Problem to work on => Restate the data exactly as given and keep the pictures out.

** START OF Rows **

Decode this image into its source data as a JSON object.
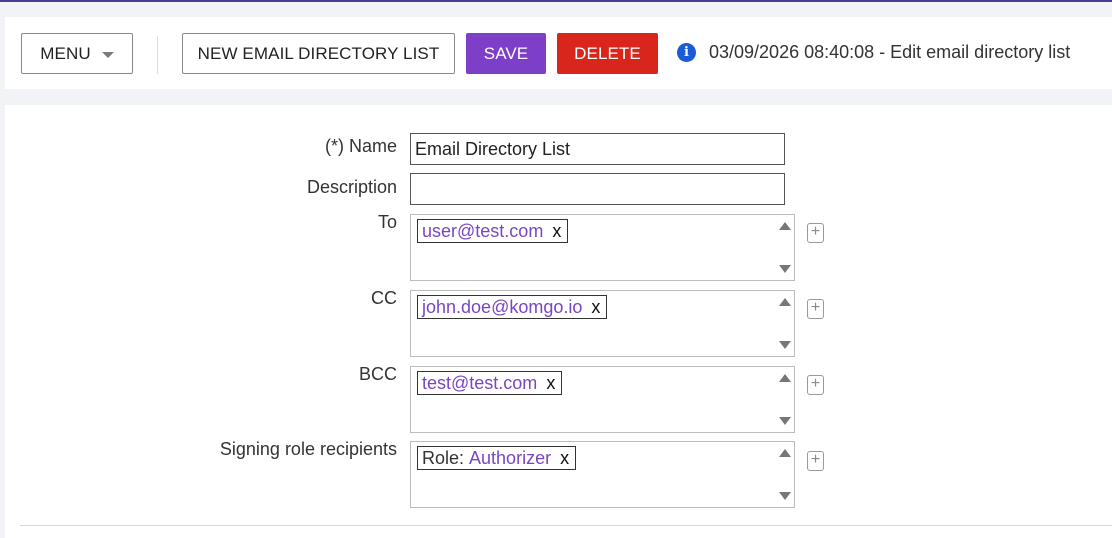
{
  "toolbar": {
    "menu_label": "MENU",
    "new_label": "NEW EMAIL DIRECTORY LIST",
    "save_label": "SAVE",
    "delete_label": "DELETE",
    "status_text": "03/09/2026 08:40:08 - Edit email directory list"
  },
  "colors": {
    "accent": "#7d3fc7",
    "danger": "#d8261c",
    "info": "#1a5bd6",
    "tag_text": "#7a45c2"
  },
  "form": {
    "name_label": "(*) Name",
    "name_value": "Email Directory List",
    "description_label": "Description",
    "description_value": "",
    "to_label": "To",
    "to_tags": [
      "user@test.com"
    ],
    "cc_label": "CC",
    "cc_tags": [
      "john.doe@komgo.io"
    ],
    "bcc_label": "BCC",
    "bcc_tags": [
      "test@test.com"
    ],
    "signing_label": "Signing role recipients",
    "signing_tag_prefix": "Role:",
    "signing_tag_value": "Authorizer",
    "remove_glyph": "x",
    "add_glyph": "+"
  },
  "icons": {
    "info": "info-icon",
    "menu_caret": "chevron-down-icon",
    "add": "plus-icon",
    "scroll_up": "scroll-up-icon",
    "scroll_down": "scroll-down-icon"
  }
}
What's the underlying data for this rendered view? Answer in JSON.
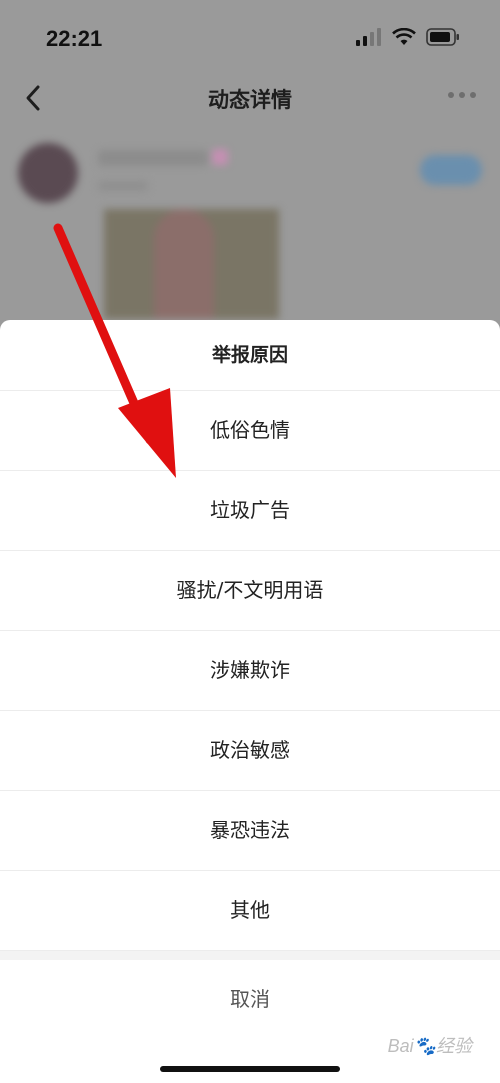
{
  "status_bar": {
    "time": "22:21"
  },
  "nav": {
    "title": "动态详情"
  },
  "sheet": {
    "title": "举报原因",
    "options": [
      "低俗色情",
      "垃圾广告",
      "骚扰/不文明用语",
      "涉嫌欺诈",
      "政治敏感",
      "暴恐违法",
      "其他"
    ],
    "cancel": "取消"
  },
  "colors": {
    "arrow": "#e01010",
    "overlay": "#9a9a9a",
    "sheet_bg": "#ffffff"
  }
}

** END OF Rows **

Exercise response =>
Decode this image into its source data as a JSON object.
{
  "toolbar": {
    "menu_label": "MENU",
    "new_label": "NEW EMAIL DIRECTORY LIST",
    "save_label": "SAVE",
    "delete_label": "DELETE",
    "status_text": "03/09/2026 08:40:08 - Edit email directory list"
  },
  "colors": {
    "accent": "#7d3fc7",
    "danger": "#d8261c",
    "info": "#1a5bd6",
    "tag_text": "#7a45c2"
  },
  "form": {
    "name_label": "(*) Name",
    "name_value": "Email Directory List",
    "description_label": "Description",
    "description_value": "",
    "to_label": "To",
    "to_tags": [
      "user@test.com"
    ],
    "cc_label": "CC",
    "cc_tags": [
      "john.doe@komgo.io"
    ],
    "bcc_label": "BCC",
    "bcc_tags": [
      "test@test.com"
    ],
    "signing_label": "Signing role recipients",
    "signing_tag_prefix": "Role:",
    "signing_tag_value": "Authorizer",
    "remove_glyph": "x",
    "add_glyph": "+"
  },
  "icons": {
    "info": "info-icon",
    "menu_caret": "chevron-down-icon",
    "add": "plus-icon",
    "scroll_up": "scroll-up-icon",
    "scroll_down": "scroll-down-icon"
  }
}
What's the underlying data for this rendered view? Answer in JSON.
{
  "status_bar": {
    "time": "22:21"
  },
  "nav": {
    "title": "动态详情"
  },
  "sheet": {
    "title": "举报原因",
    "options": [
      "低俗色情",
      "垃圾广告",
      "骚扰/不文明用语",
      "涉嫌欺诈",
      "政治敏感",
      "暴恐违法",
      "其他"
    ],
    "cancel": "取消"
  },
  "colors": {
    "arrow": "#e01010",
    "overlay": "#9a9a9a",
    "sheet_bg": "#ffffff"
  }
}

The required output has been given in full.